## start Materials provided

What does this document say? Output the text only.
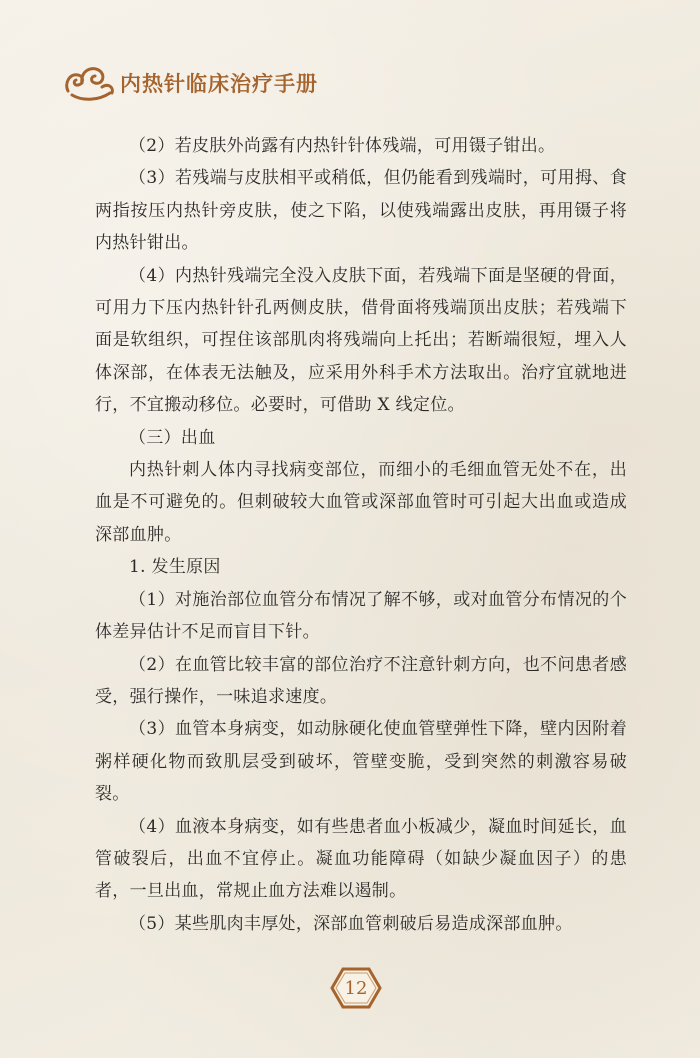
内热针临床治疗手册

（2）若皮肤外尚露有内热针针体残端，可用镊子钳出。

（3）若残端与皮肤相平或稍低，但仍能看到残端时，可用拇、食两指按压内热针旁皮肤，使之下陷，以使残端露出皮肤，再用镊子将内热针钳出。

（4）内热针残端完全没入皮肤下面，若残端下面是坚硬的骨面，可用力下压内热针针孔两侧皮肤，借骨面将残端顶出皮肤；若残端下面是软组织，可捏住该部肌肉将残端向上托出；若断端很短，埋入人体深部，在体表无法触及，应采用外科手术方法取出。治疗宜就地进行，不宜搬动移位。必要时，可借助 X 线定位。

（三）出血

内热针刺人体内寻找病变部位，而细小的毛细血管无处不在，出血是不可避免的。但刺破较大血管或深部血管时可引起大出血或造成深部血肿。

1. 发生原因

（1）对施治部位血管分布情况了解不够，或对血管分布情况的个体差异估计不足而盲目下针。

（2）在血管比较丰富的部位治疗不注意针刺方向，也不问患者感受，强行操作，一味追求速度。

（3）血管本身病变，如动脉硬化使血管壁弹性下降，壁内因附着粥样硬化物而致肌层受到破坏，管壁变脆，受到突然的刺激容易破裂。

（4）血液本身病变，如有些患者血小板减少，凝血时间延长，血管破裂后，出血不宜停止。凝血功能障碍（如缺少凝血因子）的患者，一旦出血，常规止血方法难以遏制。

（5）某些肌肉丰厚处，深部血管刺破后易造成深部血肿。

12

## end Materials provided
## start Materials provided

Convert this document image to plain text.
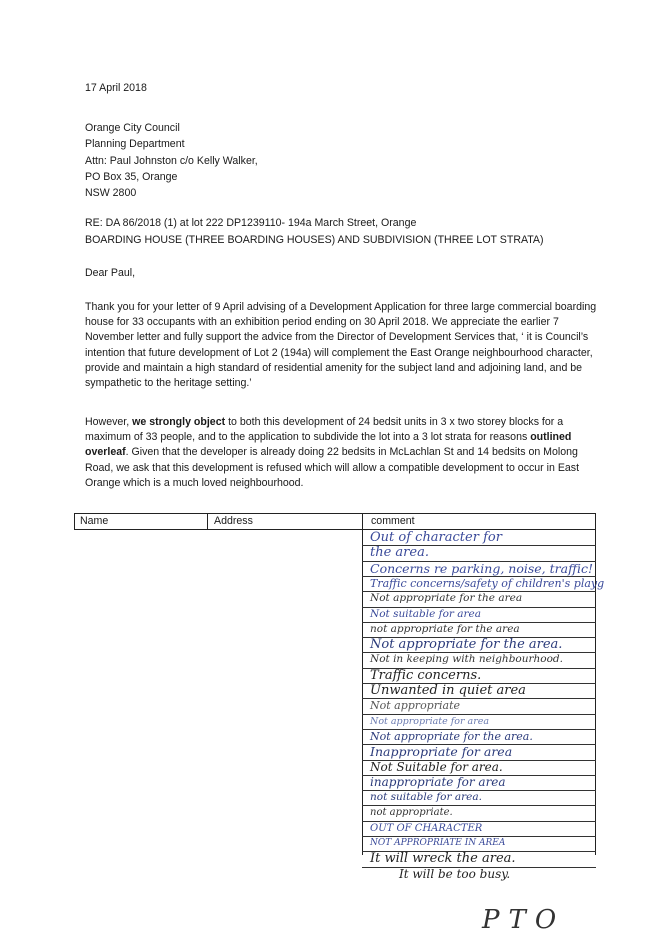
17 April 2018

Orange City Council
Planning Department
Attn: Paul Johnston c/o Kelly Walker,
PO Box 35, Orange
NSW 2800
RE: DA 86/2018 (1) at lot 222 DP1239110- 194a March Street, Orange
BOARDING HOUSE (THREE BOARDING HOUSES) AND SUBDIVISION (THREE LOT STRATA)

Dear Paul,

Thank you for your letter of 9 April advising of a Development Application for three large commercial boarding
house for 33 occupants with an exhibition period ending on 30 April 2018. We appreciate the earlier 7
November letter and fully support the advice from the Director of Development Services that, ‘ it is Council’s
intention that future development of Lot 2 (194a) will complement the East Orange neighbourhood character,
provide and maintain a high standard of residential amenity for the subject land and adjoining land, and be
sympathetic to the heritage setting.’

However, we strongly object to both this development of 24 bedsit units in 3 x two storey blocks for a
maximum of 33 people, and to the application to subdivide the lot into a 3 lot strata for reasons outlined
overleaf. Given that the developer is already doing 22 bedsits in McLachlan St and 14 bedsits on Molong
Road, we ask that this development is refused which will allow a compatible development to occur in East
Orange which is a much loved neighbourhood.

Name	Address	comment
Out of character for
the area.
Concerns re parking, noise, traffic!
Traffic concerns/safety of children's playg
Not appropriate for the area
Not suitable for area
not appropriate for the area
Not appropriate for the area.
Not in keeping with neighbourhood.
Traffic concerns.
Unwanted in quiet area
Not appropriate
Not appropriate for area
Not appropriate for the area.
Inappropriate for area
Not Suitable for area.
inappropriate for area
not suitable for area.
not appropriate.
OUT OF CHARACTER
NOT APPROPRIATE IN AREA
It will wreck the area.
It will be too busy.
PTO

## end Materials provided

• **Instructions for the task**
Look through the data above. Each line containing the word "will" needs to be copied.

• **Task answer**
intention that future development of Lot 2 (194a) will complement the East Orange neighbourhood character,
Road, we ask that this development is refused which will allow a compatible development to occur in East
It will wreck the area.
It will be too busy.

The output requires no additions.